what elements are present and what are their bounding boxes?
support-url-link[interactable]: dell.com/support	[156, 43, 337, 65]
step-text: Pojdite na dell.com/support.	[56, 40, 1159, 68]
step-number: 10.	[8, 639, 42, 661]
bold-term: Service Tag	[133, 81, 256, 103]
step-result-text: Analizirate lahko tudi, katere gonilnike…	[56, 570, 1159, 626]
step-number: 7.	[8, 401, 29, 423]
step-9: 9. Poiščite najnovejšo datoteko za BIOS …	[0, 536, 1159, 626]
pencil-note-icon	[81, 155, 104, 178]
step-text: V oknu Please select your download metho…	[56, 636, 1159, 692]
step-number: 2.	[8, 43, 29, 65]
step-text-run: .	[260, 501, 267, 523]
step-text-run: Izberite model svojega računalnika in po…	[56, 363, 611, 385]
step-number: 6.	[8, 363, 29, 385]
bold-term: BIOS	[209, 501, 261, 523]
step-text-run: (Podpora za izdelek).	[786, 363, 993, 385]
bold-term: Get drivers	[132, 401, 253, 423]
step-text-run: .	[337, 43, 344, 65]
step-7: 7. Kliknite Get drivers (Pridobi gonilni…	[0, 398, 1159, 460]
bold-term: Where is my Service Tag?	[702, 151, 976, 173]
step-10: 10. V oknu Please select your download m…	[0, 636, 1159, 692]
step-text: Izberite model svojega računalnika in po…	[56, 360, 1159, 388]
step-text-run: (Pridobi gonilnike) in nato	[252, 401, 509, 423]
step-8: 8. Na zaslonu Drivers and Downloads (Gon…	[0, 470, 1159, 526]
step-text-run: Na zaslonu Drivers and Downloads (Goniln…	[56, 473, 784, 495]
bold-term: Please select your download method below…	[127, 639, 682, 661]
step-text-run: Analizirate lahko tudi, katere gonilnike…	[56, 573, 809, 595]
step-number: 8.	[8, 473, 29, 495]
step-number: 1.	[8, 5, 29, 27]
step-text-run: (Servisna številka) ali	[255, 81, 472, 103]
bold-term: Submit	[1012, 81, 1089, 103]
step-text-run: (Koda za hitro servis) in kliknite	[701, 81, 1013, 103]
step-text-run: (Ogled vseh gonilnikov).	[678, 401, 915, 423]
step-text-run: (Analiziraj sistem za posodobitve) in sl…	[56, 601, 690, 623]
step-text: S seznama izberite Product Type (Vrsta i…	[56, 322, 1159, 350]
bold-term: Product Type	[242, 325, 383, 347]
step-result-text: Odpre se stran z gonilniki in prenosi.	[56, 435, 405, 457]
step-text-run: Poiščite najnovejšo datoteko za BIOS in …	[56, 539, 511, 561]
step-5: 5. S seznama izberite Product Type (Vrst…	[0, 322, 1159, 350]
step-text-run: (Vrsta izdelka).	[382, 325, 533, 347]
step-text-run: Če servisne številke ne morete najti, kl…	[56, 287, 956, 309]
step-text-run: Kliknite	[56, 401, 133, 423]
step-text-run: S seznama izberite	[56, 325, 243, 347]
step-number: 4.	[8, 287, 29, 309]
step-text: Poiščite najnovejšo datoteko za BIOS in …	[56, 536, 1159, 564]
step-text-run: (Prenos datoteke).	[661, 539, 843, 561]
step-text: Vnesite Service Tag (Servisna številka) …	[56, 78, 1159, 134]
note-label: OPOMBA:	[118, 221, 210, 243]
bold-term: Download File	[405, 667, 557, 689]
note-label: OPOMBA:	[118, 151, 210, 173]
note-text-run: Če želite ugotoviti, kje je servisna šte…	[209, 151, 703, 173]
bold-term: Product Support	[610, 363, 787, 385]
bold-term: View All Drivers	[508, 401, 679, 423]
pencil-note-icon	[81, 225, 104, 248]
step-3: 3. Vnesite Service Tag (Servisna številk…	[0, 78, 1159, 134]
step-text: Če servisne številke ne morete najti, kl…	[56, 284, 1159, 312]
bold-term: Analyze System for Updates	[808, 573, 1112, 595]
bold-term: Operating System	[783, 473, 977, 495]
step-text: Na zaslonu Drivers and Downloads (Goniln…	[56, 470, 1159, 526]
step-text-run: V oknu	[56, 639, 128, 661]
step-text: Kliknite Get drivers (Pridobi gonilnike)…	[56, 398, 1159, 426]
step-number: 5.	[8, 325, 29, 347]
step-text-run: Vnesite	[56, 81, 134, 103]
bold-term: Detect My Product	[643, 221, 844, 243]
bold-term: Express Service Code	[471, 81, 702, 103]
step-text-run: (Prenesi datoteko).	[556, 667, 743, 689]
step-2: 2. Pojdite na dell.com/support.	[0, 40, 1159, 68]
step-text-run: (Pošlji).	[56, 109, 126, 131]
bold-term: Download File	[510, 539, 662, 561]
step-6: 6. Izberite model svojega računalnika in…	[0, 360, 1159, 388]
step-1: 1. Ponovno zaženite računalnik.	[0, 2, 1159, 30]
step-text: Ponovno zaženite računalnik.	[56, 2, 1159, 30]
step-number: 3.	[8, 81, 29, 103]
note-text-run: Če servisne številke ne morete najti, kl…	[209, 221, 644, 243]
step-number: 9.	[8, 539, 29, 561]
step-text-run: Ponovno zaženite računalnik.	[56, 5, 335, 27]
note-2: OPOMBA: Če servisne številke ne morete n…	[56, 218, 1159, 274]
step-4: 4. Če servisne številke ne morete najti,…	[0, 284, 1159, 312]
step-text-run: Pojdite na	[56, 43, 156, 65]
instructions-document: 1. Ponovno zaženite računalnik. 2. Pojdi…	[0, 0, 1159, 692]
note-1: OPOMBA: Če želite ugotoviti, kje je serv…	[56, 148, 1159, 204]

TO BE DONE => Please find every line in the data above that contains the string "datoteko", and copy each one out.

EXPECTED ANSWER =>
step-9: 9. Poiščite najnovejšo datoteko za BIOS …	[0, 536, 1159, 626]
step-text-run: Poiščite najnovejšo datoteko za BIOS in …	[56, 539, 511, 561]
step-text: Poiščite najnovejšo datoteko za BIOS in …	[56, 536, 1159, 564]
step-text-run: (Prenesi datoteko).	[556, 667, 743, 689]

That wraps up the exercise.